═════ MATERIAL SHOWN

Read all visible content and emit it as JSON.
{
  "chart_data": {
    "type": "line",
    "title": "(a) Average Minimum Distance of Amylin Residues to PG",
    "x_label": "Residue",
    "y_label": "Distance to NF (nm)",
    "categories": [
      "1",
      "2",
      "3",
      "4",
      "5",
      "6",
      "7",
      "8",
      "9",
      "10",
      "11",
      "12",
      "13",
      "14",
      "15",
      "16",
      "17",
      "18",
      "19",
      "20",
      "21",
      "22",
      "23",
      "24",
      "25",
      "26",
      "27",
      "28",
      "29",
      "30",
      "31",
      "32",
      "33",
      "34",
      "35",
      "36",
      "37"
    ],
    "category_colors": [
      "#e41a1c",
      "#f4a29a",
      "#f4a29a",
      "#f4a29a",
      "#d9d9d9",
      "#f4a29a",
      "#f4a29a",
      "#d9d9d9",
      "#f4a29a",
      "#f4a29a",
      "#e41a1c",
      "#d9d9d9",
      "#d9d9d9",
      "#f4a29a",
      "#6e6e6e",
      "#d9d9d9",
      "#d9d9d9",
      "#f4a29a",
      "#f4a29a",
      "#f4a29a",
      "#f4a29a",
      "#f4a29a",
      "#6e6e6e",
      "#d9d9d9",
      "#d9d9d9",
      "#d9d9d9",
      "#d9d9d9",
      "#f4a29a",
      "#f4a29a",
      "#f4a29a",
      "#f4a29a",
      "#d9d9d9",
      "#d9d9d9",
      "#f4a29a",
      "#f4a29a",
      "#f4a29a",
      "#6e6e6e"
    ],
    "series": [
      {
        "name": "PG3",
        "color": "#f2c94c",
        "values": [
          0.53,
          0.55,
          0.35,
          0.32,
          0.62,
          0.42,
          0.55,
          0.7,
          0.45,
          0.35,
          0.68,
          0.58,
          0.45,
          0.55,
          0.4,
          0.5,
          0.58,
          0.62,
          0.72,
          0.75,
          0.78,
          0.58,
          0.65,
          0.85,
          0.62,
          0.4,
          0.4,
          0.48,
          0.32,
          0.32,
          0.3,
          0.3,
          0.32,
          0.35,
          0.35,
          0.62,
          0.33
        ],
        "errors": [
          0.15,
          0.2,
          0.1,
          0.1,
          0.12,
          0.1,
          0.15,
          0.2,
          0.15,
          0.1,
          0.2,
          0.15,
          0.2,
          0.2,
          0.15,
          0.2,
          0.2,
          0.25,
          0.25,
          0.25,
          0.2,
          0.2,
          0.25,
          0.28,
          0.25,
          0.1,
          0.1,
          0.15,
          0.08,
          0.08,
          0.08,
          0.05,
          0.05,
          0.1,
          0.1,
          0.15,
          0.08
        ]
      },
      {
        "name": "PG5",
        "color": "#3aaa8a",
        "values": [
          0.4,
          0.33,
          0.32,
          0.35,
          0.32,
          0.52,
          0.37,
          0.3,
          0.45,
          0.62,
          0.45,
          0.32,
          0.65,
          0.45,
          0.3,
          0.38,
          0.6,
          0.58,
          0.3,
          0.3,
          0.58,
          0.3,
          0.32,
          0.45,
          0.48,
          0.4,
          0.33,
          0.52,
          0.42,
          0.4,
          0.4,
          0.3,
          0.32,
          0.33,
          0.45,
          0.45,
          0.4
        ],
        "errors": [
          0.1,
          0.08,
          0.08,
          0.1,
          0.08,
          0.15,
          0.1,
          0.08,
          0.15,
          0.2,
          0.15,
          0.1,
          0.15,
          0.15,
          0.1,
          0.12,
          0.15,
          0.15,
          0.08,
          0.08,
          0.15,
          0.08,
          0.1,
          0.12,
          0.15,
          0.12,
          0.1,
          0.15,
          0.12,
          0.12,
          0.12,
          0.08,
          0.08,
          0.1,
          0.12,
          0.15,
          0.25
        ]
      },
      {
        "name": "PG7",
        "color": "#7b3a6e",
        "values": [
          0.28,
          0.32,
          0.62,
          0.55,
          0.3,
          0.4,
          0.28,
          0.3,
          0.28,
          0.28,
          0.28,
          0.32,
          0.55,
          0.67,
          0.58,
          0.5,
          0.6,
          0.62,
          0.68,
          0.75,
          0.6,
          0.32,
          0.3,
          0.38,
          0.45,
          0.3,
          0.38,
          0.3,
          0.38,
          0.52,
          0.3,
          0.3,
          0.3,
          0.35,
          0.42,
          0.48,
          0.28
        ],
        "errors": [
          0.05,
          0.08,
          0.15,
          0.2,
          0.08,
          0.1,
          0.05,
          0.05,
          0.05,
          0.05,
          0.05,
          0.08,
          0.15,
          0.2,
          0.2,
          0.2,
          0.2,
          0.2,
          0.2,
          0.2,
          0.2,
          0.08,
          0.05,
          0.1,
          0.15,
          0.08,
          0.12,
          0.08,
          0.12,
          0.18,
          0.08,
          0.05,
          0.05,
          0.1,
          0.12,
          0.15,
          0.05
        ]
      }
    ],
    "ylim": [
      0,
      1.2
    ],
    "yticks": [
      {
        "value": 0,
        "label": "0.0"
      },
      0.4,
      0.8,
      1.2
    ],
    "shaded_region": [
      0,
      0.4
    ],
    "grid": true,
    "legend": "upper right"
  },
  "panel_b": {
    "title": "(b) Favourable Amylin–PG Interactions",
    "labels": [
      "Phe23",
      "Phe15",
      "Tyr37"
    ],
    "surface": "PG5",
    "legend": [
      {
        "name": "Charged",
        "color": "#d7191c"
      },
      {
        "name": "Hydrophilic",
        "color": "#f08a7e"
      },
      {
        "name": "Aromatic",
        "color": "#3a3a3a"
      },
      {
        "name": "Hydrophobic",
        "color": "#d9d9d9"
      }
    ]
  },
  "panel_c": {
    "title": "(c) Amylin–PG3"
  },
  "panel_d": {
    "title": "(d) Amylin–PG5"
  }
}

══════════

> **CHALLENGE**: Retype the material above, line by line, exactly.

> **FULL ANSWER**:
Read all visible content and emit it as JSON.
{
  "chart_data": {
    "type": "line",
    "title": "(a) Average Minimum Distance of Amylin Residues to PG",
    "x_label": "Residue",
    "y_label": "Distance to NF (nm)",
    "categories": [
      "1",
      "2",
      "3",
      "4",
      "5",
      "6",
      "7",
      "8",
      "9",
      "10",
      "11",
      "12",
      "13",
      "14",
      "15",
      "16",
      "17",
      "18",
      "19",
      "20",
      "21",
      "22",
      "23",
      "24",
      "25",
      "26",
      "27",
      "28",
      "29",
      "30",
      "31",
      "32",
      "33",
      "34",
      "35",
      "36",
      "37"
    ],
    "category_colors": [
      "#e41a1c",
      "#f4a29a",
      "#f4a29a",
      "#f4a29a",
      "#d9d9d9",
      "#f4a29a",
      "#f4a29a",
      "#d9d9d9",
      "#f4a29a",
      "#f4a29a",
      "#e41a1c",
      "#d9d9d9",
      "#d9d9d9",
      "#f4a29a",
      "#6e6e6e",
      "#d9d9d9",
      "#d9d9d9",
      "#f4a29a",
      "#f4a29a",
      "#f4a29a",
      "#f4a29a",
      "#f4a29a",
      "#6e6e6e",
      "#d9d9d9",
      "#d9d9d9",
      "#d9d9d9",
      "#d9d9d9",
      "#f4a29a",
      "#f4a29a",
      "#f4a29a",
      "#f4a29a",
      "#d9d9d9",
      "#d9d9d9",
      "#f4a29a",
      "#f4a29a",
      "#f4a29a",
      "#6e6e6e"
    ],
    "series": [
      {
        "name": "PG3",
        "color": "#f2c94c",
        "values": [
          0.53,
          0.55,
          0.35,
          0.32,
          0.62,
          0.42,
          0.55,
          0.7,
          0.45,
          0.35,
          0.68,
          0.58,
          0.45,
          0.55,
          0.4,
          0.5,
          0.58,
          0.62,
          0.72,
          0.75,
          0.78,
          0.58,
          0.65,
          0.85,
          0.62,
          0.4,
          0.4,
          0.48,
          0.32,
          0.32,
          0.3,
          0.3,
          0.32,
          0.35,
          0.35,
          0.62,
          0.33
        ],
        "errors": [
          0.15,
          0.2,
          0.1,
          0.1,
          0.12,
          0.1,
          0.15,
          0.2,
          0.15,
          0.1,
          0.2,
          0.15,
          0.2,
          0.2,
          0.15,
          0.2,
          0.2,
          0.25,
          0.25,
          0.25,
          0.2,
          0.2,
          0.25,
          0.28,
          0.25,
          0.1,
          0.1,
          0.15,
          0.08,
          0.08,
          0.08,
          0.05,
          0.05,
          0.1,
          0.1,
          0.15,
          0.08
        ]
      },
      {
        "name": "PG5",
        "color": "#3aaa8a",
        "values": [
          0.4,
          0.33,
          0.32,
          0.35,
          0.32,
          0.52,
          0.37,
          0.3,
          0.45,
          0.62,
          0.45,
          0.32,
          0.65,
          0.45,
          0.3,
          0.38,
          0.6,
          0.58,
          0.3,
          0.3,
          0.58,
          0.3,
          0.32,
          0.45,
          0.48,
          0.4,
          0.33,
          0.52,
          0.42,
          0.4,
          0.4,
          0.3,
          0.32,
          0.33,
          0.45,
          0.45,
          0.4
        ],
        "errors": [
          0.1,
          0.08,
          0.08,
          0.1,
          0.08,
          0.15,
          0.1,
          0.08,
          0.15,
          0.2,
          0.15,
          0.1,
          0.15,
          0.15,
          0.1,
          0.12,
          0.15,
          0.15,
          0.08,
          0.08,
          0.15,
          0.08,
          0.1,
          0.12,
          0.15,
          0.12,
          0.1,
          0.15,
          0.12,
          0.12,
          0.12,
          0.08,
          0.08,
          0.1,
          0.12,
          0.15,
          0.25
        ]
      },
      {
        "name": "PG7",
        "color": "#7b3a6e",
        "values": [
          0.28,
          0.32,
          0.62,
          0.55,
          0.3,
          0.4,
          0.28,
          0.3,
          0.28,
          0.28,
          0.28,
          0.32,
          0.55,
          0.67,
          0.58,
          0.5,
          0.6,
          0.62,
          0.68,
          0.75,
          0.6,
          0.32,
          0.3,
          0.38,
          0.45,
          0.3,
          0.38,
          0.3,
          0.38,
          0.52,
          0.3,
          0.3,
          0.3,
          0.35,
          0.42,
          0.48,
          0.28
        ],
        "errors": [
          0.05,
          0.08,
          0.15,
          0.2,
          0.08,
          0.1,
          0.05,
          0.05,
          0.05,
          0.05,
          0.05,
          0.08,
          0.15,
          0.2,
          0.2,
          0.2,
          0.2,
          0.2,
          0.2,
          0.2,
          0.2,
          0.08,
          0.05,
          0.1,
          0.15,
          0.08,
          0.12,
          0.08,
          0.12,
          0.18,
          0.08,
          0.05,
          0.05,
          0.1,
          0.12,
          0.15,
          0.05
        ]
      }
    ],
    "ylim": [
      0,
      1.2
    ],
    "yticks": [
      {
        "value": 0,
        "label": "0.0"
      },
      0.4,
      0.8,
      1.2
    ],
    "shaded_region": [
      0,
      0.4
    ],
    "grid": true,
    "legend": "upper right"
  },
  "panel_b": {
    "title": "(b) Favourable Amylin–PG Interactions",
    "labels": [
      "Phe23",
      "Phe15",
      "Tyr37"
    ],
    "surface": "PG5",
    "legend": [
      {
        "name": "Charged",
        "color": "#d7191c"
      },
      {
        "name": "Hydrophilic",
        "color": "#f08a7e"
      },
      {
        "name": "Aromatic",
        "color": "#3a3a3a"
      },
      {
        "name": "Hydrophobic",
        "color": "#d9d9d9"
      }
    ]
  },
  "panel_c": {
    "title": "(c) Amylin–PG3"
  },
  "panel_d": {
    "title": "(d) Amylin–PG5"
  }
}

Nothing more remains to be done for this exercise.